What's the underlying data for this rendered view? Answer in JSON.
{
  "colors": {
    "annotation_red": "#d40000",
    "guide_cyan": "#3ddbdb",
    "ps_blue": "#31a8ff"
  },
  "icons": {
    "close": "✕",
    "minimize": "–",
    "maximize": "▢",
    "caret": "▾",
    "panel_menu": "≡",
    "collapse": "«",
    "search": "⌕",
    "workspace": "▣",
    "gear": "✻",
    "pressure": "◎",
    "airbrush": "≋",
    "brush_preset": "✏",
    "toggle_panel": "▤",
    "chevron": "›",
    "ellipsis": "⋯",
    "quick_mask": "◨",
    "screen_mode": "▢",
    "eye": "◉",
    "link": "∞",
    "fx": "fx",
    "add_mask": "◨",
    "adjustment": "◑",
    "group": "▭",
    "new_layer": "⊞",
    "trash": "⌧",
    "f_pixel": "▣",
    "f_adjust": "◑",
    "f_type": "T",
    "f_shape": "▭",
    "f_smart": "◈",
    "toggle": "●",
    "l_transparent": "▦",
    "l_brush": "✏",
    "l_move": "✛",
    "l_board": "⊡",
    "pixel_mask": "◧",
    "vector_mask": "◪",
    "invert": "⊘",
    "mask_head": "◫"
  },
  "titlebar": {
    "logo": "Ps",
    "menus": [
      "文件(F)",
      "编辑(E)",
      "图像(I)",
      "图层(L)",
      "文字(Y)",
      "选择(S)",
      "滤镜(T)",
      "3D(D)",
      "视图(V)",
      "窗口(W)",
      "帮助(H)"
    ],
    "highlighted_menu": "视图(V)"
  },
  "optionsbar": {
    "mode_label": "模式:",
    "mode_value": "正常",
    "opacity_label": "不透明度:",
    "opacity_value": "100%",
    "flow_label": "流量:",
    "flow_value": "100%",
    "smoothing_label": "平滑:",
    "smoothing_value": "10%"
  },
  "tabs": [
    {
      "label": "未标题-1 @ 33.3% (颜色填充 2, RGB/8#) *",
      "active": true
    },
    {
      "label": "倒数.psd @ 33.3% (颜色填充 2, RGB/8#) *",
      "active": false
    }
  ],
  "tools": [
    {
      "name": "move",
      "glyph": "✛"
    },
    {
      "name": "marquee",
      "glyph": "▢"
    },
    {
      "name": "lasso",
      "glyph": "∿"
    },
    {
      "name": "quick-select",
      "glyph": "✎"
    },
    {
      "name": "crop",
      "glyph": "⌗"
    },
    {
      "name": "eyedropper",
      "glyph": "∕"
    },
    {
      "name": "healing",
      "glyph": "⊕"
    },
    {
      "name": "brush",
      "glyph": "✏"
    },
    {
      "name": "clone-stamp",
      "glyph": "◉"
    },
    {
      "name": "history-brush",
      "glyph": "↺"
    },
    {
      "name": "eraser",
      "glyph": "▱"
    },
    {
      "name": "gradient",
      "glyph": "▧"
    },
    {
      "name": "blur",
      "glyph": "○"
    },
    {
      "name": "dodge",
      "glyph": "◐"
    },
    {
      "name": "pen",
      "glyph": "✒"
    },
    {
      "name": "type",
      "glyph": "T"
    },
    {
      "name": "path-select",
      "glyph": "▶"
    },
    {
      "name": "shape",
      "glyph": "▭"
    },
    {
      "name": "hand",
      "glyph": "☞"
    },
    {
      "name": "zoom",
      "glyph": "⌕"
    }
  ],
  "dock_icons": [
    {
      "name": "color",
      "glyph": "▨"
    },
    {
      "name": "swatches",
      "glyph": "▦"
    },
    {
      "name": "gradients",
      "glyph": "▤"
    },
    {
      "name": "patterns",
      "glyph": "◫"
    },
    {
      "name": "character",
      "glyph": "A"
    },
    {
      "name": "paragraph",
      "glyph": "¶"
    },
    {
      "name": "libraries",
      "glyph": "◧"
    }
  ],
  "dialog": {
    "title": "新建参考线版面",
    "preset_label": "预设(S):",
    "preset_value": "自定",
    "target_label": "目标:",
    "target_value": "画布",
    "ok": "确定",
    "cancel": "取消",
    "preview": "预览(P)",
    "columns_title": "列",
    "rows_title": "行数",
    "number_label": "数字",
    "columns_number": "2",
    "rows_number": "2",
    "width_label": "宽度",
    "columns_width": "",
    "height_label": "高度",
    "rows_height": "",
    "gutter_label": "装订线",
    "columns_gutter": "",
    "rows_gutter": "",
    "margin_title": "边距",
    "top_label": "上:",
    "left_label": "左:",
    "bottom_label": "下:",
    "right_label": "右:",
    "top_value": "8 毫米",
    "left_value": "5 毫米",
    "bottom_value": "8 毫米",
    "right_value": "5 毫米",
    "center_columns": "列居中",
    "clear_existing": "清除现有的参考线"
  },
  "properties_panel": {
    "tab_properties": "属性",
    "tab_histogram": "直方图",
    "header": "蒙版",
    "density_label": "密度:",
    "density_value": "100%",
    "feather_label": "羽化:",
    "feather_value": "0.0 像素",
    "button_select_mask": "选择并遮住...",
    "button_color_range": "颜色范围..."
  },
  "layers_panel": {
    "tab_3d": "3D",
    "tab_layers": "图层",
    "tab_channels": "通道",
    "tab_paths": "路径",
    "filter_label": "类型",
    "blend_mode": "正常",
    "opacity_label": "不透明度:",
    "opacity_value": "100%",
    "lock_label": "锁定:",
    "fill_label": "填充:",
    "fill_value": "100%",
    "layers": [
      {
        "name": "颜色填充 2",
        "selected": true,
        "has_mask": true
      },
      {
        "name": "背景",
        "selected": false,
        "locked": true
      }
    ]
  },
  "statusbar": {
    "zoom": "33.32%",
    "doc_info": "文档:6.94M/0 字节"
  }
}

******

What this task involves: Your task is to retype all of the records exactly.

Written reply:
What's the underlying data for this rendered view? Answer in JSON.
{
  "colors": {
    "annotation_red": "#d40000",
    "guide_cyan": "#3ddbdb",
    "ps_blue": "#31a8ff"
  },
  "icons": {
    "close": "✕",
    "minimize": "–",
    "maximize": "▢",
    "caret": "▾",
    "panel_menu": "≡",
    "collapse": "«",
    "search": "⌕",
    "workspace": "▣",
    "gear": "✻",
    "pressure": "◎",
    "airbrush": "≋",
    "brush_preset": "✏",
    "toggle_panel": "▤",
    "chevron": "›",
    "ellipsis": "⋯",
    "quick_mask": "◨",
    "screen_mode": "▢",
    "eye": "◉",
    "link": "∞",
    "fx": "fx",
    "add_mask": "◨",
    "adjustment": "◑",
    "group": "▭",
    "new_layer": "⊞",
    "trash": "⌧",
    "f_pixel": "▣",
    "f_adjust": "◑",
    "f_type": "T",
    "f_shape": "▭",
    "f_smart": "◈",
    "toggle": "●",
    "l_transparent": "▦",
    "l_brush": "✏",
    "l_move": "✛",
    "l_board": "⊡",
    "pixel_mask": "◧",
    "vector_mask": "◪",
    "invert": "⊘",
    "mask_head": "◫"
  },
  "titlebar": {
    "logo": "Ps",
    "menus": [
      "文件(F)",
      "编辑(E)",
      "图像(I)",
      "图层(L)",
      "文字(Y)",
      "选择(S)",
      "滤镜(T)",
      "3D(D)",
      "视图(V)",
      "窗口(W)",
      "帮助(H)"
    ],
    "highlighted_menu": "视图(V)"
  },
  "optionsbar": {
    "mode_label": "模式:",
    "mode_value": "正常",
    "opacity_label": "不透明度:",
    "opacity_value": "100%",
    "flow_label": "流量:",
    "flow_value": "100%",
    "smoothing_label": "平滑:",
    "smoothing_value": "10%"
  },
  "tabs": [
    {
      "label": "未标题-1 @ 33.3% (颜色填充 2, RGB/8#) *",
      "active": true
    },
    {
      "label": "倒数.psd @ 33.3% (颜色填充 2, RGB/8#) *",
      "active": false
    }
  ],
  "tools": [
    {
      "name": "move",
      "glyph": "✛"
    },
    {
      "name": "marquee",
      "glyph": "▢"
    },
    {
      "name": "lasso",
      "glyph": "∿"
    },
    {
      "name": "quick-select",
      "glyph": "✎"
    },
    {
      "name": "crop",
      "glyph": "⌗"
    },
    {
      "name": "eyedropper",
      "glyph": "∕"
    },
    {
      "name": "healing",
      "glyph": "⊕"
    },
    {
      "name": "brush",
      "glyph": "✏"
    },
    {
      "name": "clone-stamp",
      "glyph": "◉"
    },
    {
      "name": "history-brush",
      "glyph": "↺"
    },
    {
      "name": "eraser",
      "glyph": "▱"
    },
    {
      "name": "gradient",
      "glyph": "▧"
    },
    {
      "name": "blur",
      "glyph": "○"
    },
    {
      "name": "dodge",
      "glyph": "◐"
    },
    {
      "name": "pen",
      "glyph": "✒"
    },
    {
      "name": "type",
      "glyph": "T"
    },
    {
      "name": "path-select",
      "glyph": "▶"
    },
    {
      "name": "shape",
      "glyph": "▭"
    },
    {
      "name": "hand",
      "glyph": "☞"
    },
    {
      "name": "zoom",
      "glyph": "⌕"
    }
  ],
  "dock_icons": [
    {
      "name": "color",
      "glyph": "▨"
    },
    {
      "name": "swatches",
      "glyph": "▦"
    },
    {
      "name": "gradients",
      "glyph": "▤"
    },
    {
      "name": "patterns",
      "glyph": "◫"
    },
    {
      "name": "character",
      "glyph": "A"
    },
    {
      "name": "paragraph",
      "glyph": "¶"
    },
    {
      "name": "libraries",
      "glyph": "◧"
    }
  ],
  "dialog": {
    "title": "新建参考线版面",
    "preset_label": "预设(S):",
    "preset_value": "自定",
    "target_label": "目标:",
    "target_value": "画布",
    "ok": "确定",
    "cancel": "取消",
    "preview": "预览(P)",
    "columns_title": "列",
    "rows_title": "行数",
    "number_label": "数字",
    "columns_number": "2",
    "rows_number": "2",
    "width_label": "宽度",
    "columns_width": "",
    "height_label": "高度",
    "rows_height": "",
    "gutter_label": "装订线",
    "columns_gutter": "",
    "rows_gutter": "",
    "margin_title": "边距",
    "top_label": "上:",
    "left_label": "左:",
    "bottom_label": "下:",
    "right_label": "右:",
    "top_value": "8 毫米",
    "left_value": "5 毫米",
    "bottom_value": "8 毫米",
    "right_value": "5 毫米",
    "center_columns": "列居中",
    "clear_existing": "清除现有的参考线"
  },
  "properties_panel": {
    "tab_properties": "属性",
    "tab_histogram": "直方图",
    "header": "蒙版",
    "density_label": "密度:",
    "density_value": "100%",
    "feather_label": "羽化:",
    "feather_value": "0.0 像素",
    "button_select_mask": "选择并遮住...",
    "button_color_range": "颜色范围..."
  },
  "layers_panel": {
    "tab_3d": "3D",
    "tab_layers": "图层",
    "tab_channels": "通道",
    "tab_paths": "路径",
    "filter_label": "类型",
    "blend_mode": "正常",
    "opacity_label": "不透明度:",
    "opacity_value": "100%",
    "lock_label": "锁定:",
    "fill_label": "填充:",
    "fill_value": "100%",
    "layers": [
      {
        "name": "颜色填充 2",
        "selected": true,
        "has_mask": true
      },
      {
        "name": "背景",
        "selected": false,
        "locked": true
      }
    ]
  },
  "statusbar": {
    "zoom": "33.32%",
    "doc_info": "文档:6.94M/0 字节"
  }
}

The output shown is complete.